**PROBLEM TO WORK ON**: Provide an exact reproduction of every entry.

**Extracted data entries**:
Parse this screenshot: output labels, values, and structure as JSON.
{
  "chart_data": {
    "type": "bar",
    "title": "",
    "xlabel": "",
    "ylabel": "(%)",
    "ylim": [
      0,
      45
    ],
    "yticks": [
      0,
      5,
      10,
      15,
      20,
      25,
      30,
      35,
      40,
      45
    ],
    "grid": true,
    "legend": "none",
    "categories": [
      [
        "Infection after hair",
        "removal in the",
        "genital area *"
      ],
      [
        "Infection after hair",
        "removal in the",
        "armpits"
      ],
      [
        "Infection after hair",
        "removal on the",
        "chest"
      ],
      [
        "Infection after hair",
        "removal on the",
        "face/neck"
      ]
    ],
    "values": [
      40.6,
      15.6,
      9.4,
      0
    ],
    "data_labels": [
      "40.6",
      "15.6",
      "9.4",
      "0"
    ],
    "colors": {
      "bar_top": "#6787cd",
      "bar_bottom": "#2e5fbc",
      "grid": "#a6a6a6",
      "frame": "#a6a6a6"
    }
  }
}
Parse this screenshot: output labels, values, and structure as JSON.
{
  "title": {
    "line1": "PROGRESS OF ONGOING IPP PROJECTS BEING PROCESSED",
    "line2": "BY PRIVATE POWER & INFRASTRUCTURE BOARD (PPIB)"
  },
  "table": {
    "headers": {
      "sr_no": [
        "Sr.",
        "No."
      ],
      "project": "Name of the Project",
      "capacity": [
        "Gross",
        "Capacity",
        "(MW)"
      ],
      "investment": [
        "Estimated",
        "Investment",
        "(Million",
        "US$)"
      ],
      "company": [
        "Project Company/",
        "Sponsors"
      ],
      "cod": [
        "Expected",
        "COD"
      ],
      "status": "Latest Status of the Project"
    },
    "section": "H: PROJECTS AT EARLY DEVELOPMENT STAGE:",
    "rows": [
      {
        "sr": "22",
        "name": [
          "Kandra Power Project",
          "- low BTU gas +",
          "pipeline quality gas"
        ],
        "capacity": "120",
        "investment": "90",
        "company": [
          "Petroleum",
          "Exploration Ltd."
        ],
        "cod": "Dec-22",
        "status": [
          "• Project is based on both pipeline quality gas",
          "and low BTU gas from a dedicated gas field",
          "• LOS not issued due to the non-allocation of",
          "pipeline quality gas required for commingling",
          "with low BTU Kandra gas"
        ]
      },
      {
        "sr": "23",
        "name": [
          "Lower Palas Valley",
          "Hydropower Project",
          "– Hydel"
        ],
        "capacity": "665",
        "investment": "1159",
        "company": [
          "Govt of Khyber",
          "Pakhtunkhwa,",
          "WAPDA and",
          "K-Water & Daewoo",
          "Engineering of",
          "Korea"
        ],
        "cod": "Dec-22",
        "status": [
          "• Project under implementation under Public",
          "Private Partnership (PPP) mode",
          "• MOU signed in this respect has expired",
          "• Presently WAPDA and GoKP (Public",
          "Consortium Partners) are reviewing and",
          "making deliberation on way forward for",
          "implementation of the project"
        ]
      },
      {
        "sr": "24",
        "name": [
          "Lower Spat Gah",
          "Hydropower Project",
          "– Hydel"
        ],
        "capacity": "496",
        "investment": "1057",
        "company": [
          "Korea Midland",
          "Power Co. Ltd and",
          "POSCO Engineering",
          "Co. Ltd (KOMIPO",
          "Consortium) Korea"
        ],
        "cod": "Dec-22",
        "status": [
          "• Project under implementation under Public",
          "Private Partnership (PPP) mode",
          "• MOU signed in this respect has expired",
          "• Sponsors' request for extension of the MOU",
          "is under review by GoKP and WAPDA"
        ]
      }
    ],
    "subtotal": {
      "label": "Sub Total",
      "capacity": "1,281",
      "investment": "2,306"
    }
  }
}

**FULL RESPONSE**:
Parse this screenshot: output labels, values, and structure as JSON.
{
  "chart_data": {
    "type": "bar",
    "title": "",
    "xlabel": "",
    "ylabel": "(%)",
    "ylim": [
      0,
      45
    ],
    "yticks": [
      0,
      5,
      10,
      15,
      20,
      25,
      30,
      35,
      40,
      45
    ],
    "grid": true,
    "legend": "none",
    "categories": [
      [
        "Infection after hair",
        "removal in the",
        "genital area *"
      ],
      [
        "Infection after hair",
        "removal in the",
        "armpits"
      ],
      [
        "Infection after hair",
        "removal on the",
        "chest"
      ],
      [
        "Infection after hair",
        "removal on the",
        "face/neck"
      ]
    ],
    "values": [
      40.6,
      15.6,
      9.4,
      0
    ],
    "data_labels": [
      "40.6",
      "15.6",
      "9.4",
      "0"
    ],
    "colors": {
      "bar_top": "#6787cd",
      "bar_bottom": "#2e5fbc",
      "grid": "#a6a6a6",
      "frame": "#a6a6a6"
    }
  }
}
Parse this screenshot: output labels, values, and structure as JSON.
{
  "title": {
    "line1": "PROGRESS OF ONGOING IPP PROJECTS BEING PROCESSED",
    "line2": "BY PRIVATE POWER & INFRASTRUCTURE BOARD (PPIB)"
  },
  "table": {
    "headers": {
      "sr_no": [
        "Sr.",
        "No."
      ],
      "project": "Name of the Project",
      "capacity": [
        "Gross",
        "Capacity",
        "(MW)"
      ],
      "investment": [
        "Estimated",
        "Investment",
        "(Million",
        "US$)"
      ],
      "company": [
        "Project Company/",
        "Sponsors"
      ],
      "cod": [
        "Expected",
        "COD"
      ],
      "status": "Latest Status of the Project"
    },
    "section": "H: PROJECTS AT EARLY DEVELOPMENT STAGE:",
    "rows": [
      {
        "sr": "22",
        "name": [
          "Kandra Power Project",
          "- low BTU gas +",
          "pipeline quality gas"
        ],
        "capacity": "120",
        "investment": "90",
        "company": [
          "Petroleum",
          "Exploration Ltd."
        ],
        "cod": "Dec-22",
        "status": [
          "• Project is based on both pipeline quality gas",
          "and low BTU gas from a dedicated gas field",
          "• LOS not issued due to the non-allocation of",
          "pipeline quality gas required for commingling",
          "with low BTU Kandra gas"
        ]
      },
      {
        "sr": "23",
        "name": [
          "Lower Palas Valley",
          "Hydropower Project",
          "– Hydel"
        ],
        "capacity": "665",
        "investment": "1159",
        "company": [
          "Govt of Khyber",
          "Pakhtunkhwa,",
          "WAPDA and",
          "K-Water & Daewoo",
          "Engineering of",
          "Korea"
        ],
        "cod": "Dec-22",
        "status": [
          "• Project under implementation under Public",
          "Private Partnership (PPP) mode",
          "• MOU signed in this respect has expired",
          "• Presently WAPDA and GoKP (Public",
          "Consortium Partners) are reviewing and",
          "making deliberation on way forward for",
          "implementation of the project"
        ]
      },
      {
        "sr": "24",
        "name": [
          "Lower Spat Gah",
          "Hydropower Project",
          "– Hydel"
        ],
        "capacity": "496",
        "investment": "1057",
        "company": [
          "Korea Midland",
          "Power Co. Ltd and",
          "POSCO Engineering",
          "Co. Ltd (KOMIPO",
          "Consortium) Korea"
        ],
        "cod": "Dec-22",
        "status": [
          "• Project under implementation under Public",
          "Private Partnership (PPP) mode",
          "• MOU signed in this respect has expired",
          "• Sponsors' request for extension of the MOU",
          "is under review by GoKP and WAPDA"
        ]
      }
    ],
    "subtotal": {
      "label": "Sub Total",
      "capacity": "1,281",
      "investment": "2,306"
    }
  }
}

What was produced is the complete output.